Ms. Chang, long black hair flowing around her face as she leaned over the podium, told us that right before her graduation, the noted poet and critic Richard Howard advised her: “Well, I can tell you, just don’t ever stop writing. There will be about 80% of you who will stop writing. Be the 20%.” Howard also advised against doing “anything having to do with poetry for a while, especially not teaching poetry.” Mr. Lehman nodded in agreement, saying his time as a newspaperman early in his career was important for his writing. Ms. Chang remarked how working different jobs had given her new ways into poetry.
Ms. Chang told Bomb Magazine in 2012 that “nothing has changed me as much as being a mother,” and at last week's forum, she remarked that she was “inspired by my children.” A poem sparked by reading bedtime stories to her two children takes off from Maurice Sendak’s Night Kitchen, and “Dark King” takes on the issues of race and culture she encountered while pregnant with her son --- she did not tell her mother about her first pregnancy until the very end---with lines like “dark child ignited from within…many voices within me but a shadow of one.”

REQUESTS:
(1) Retype the part of the poetry forum passage that opens with the words containing "Ms. Chang, long" and closes with "ways into poetry.".
(2) In the poetry forum passage, what did Richard Howard advise against doing for a while?
(3) Proceed with the passage about Ms. Chang and the poetry forum, writing on from its last sentence.
The listing that comes next has no connection to the passage about Ms. Chang and the poetry forum.

DATASET EXCERPT:

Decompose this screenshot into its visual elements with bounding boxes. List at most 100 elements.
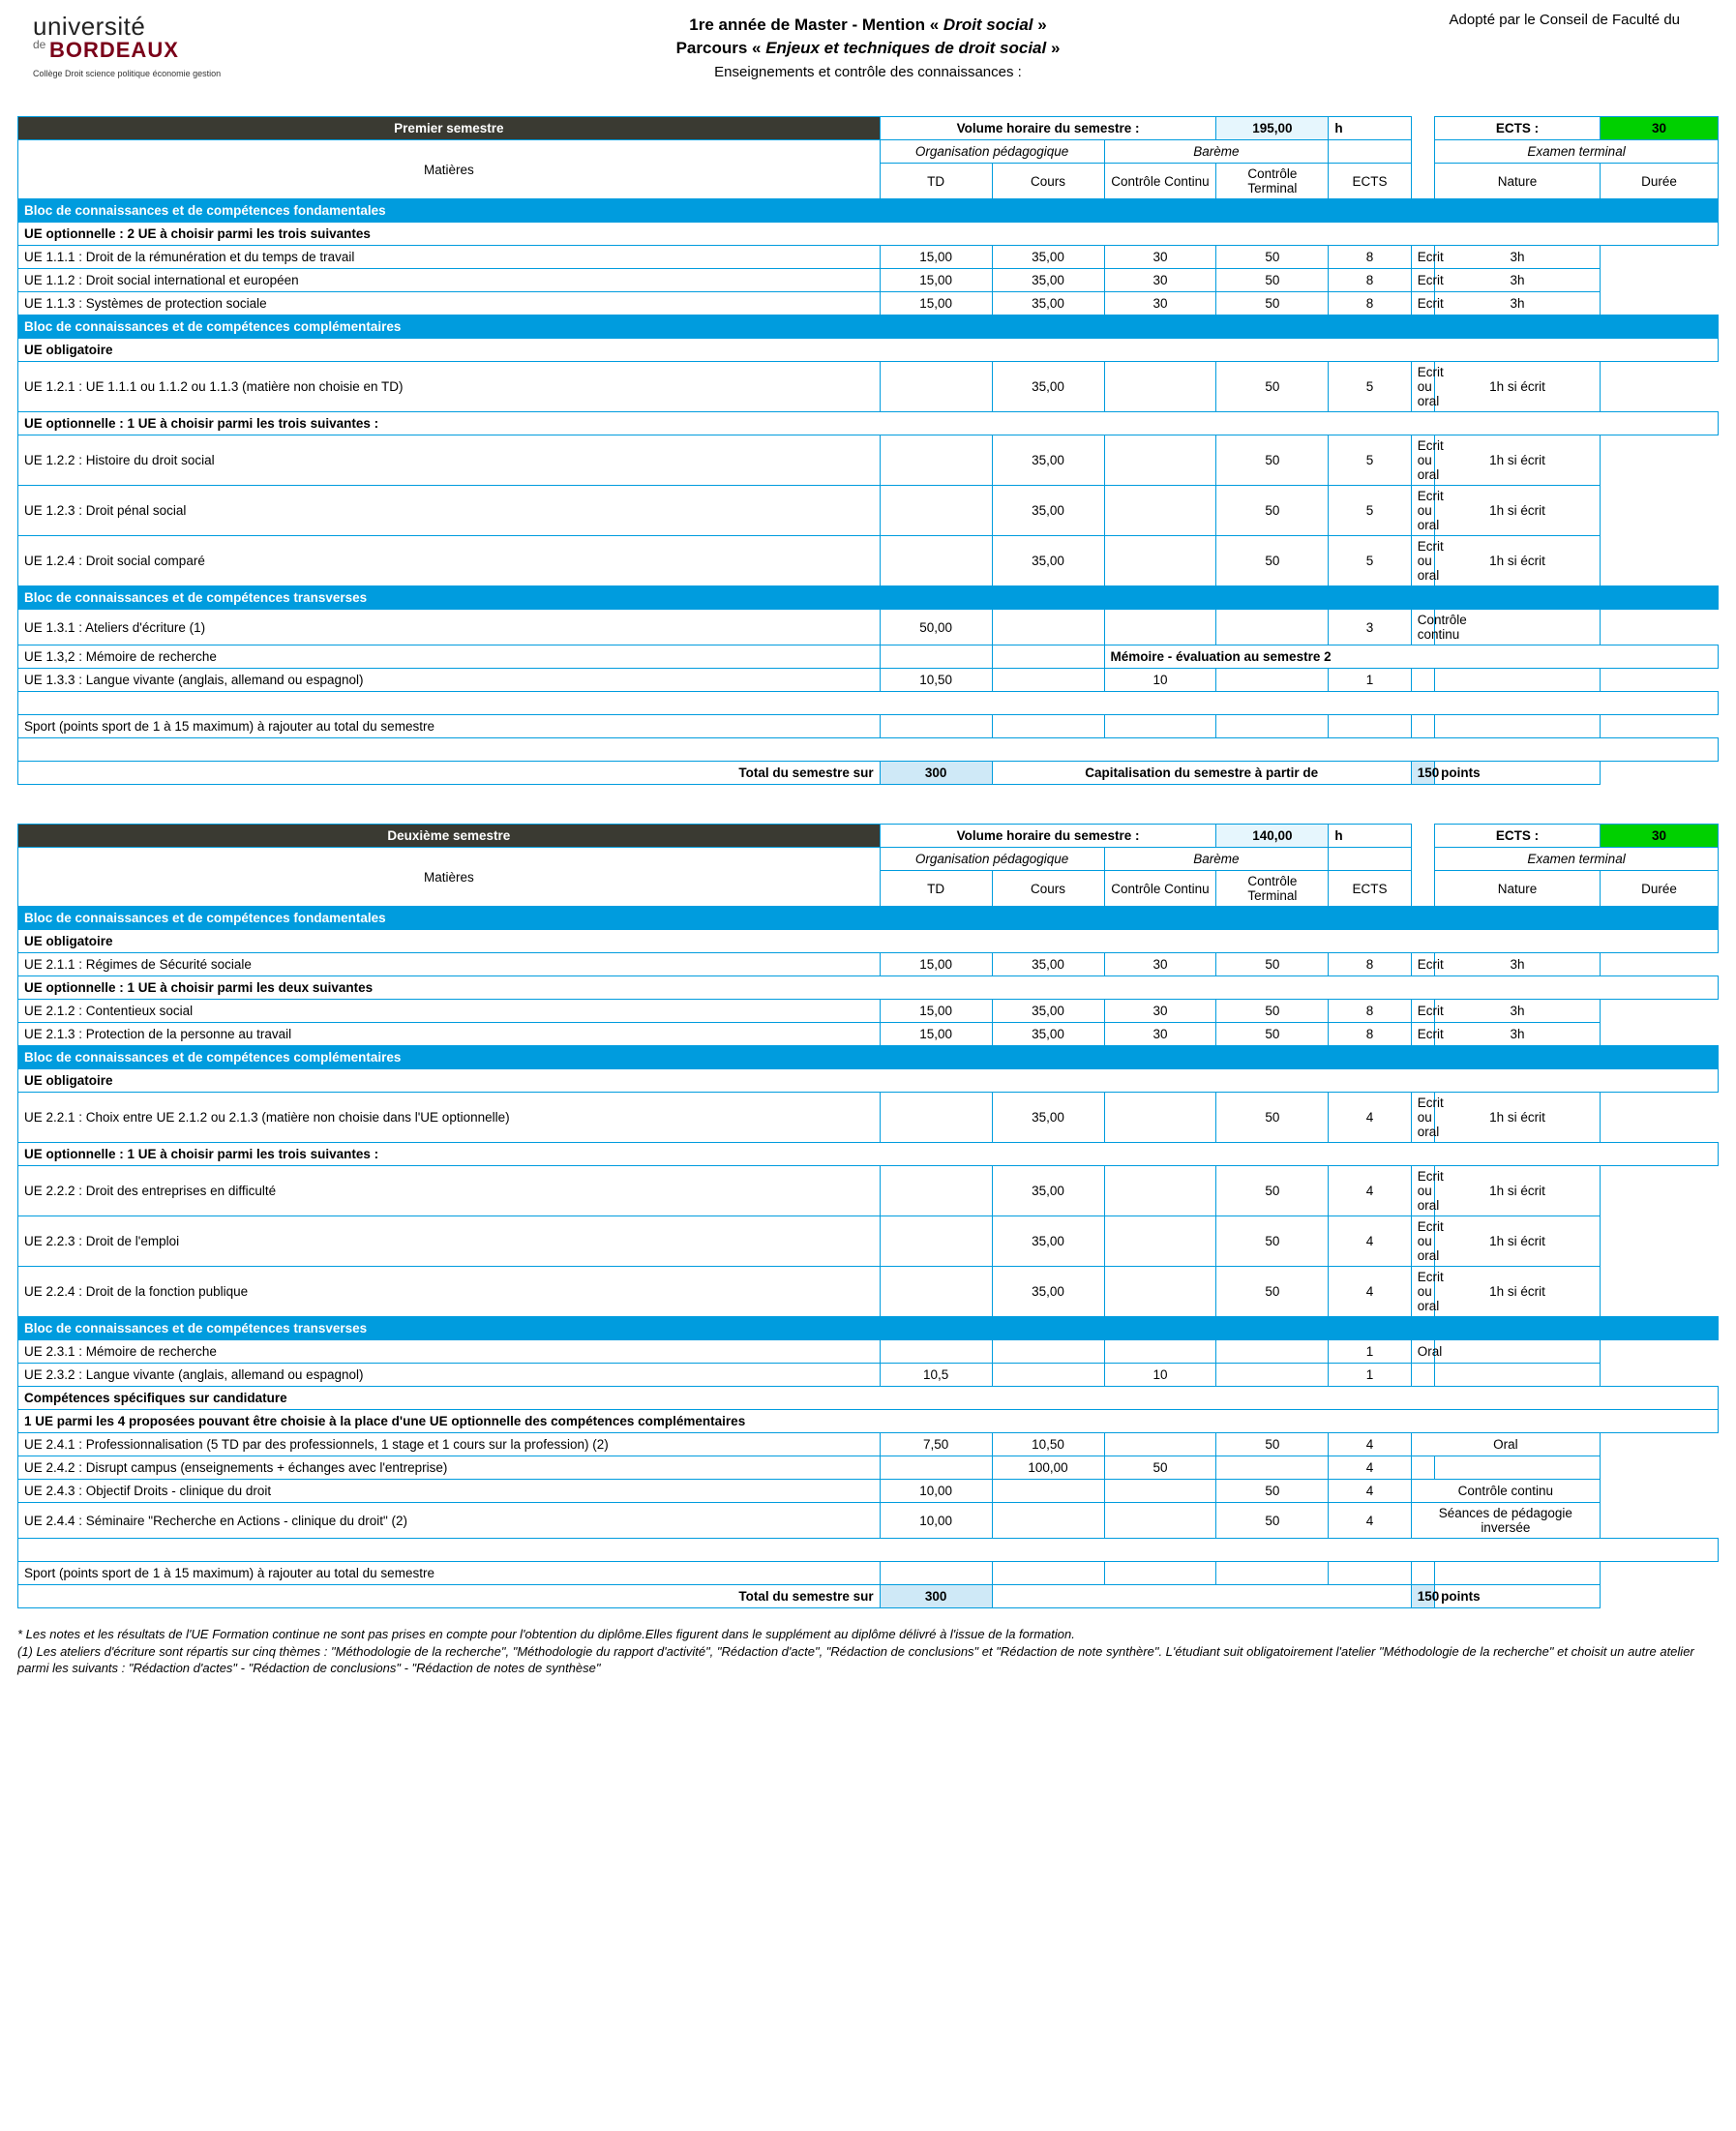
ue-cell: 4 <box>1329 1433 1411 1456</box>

RESULTS BY TASK:
(1)
Ms. Chang, long black hair flowing around her face as she leaned over the podium, told us that right before her graduation, the noted poet and critic Richard Howard advised her: “Well, I can tell you, just don’t ever stop writing. There will be about 80% of you who will stop writing. Be the 20%.” Howard also advised against doing “anything having to do with poetry for a while, especially not teaching poetry.” Mr. Lehman nodded in agreement, saying his time as a newspaperman early in his career was important for his writing. Ms. Chang remarked how working different jobs had given her new ways into poetry.

(2) He advised against doing anything having to do with poetry, especially teaching poetry.

(3)
Sometimes the seeds of her poems lie in unexpected places. A misreading of the phrase “birch tree” in a book on flora and fauna along with a consideration of John Berryman’s The Dream Songs led to the poem “Bitch Tree.” After the tragedy of 9-11, Ms. Chang went through a “period of silence. After that occurred, I didn’t know what to do with myself. I went through a period of feeling powerless.” She started reading Asian and Middle-Eastern poets, eventually coming across the figure of the Dowager Empress, which became the kernel of a group of persona poems around this controversial and powerful figure in Chinese history, the core series in Of Gods & Strangers.
Being an advocate for poetry also has been a jumping off point for her work. Borough president Marty Markowitz asked her to write a commemoratory poem to be read to over a thousand guests at his state of the borough address as one of her first acts as poet laureate. Part of the job of being a poet laureate is to “make meaning” for occasions, Ms. Chang explained to us, and the poem that came to her was a piece on the earthquake in Haiti, titled “Praise,” which we also had the pleasure of hearing her read.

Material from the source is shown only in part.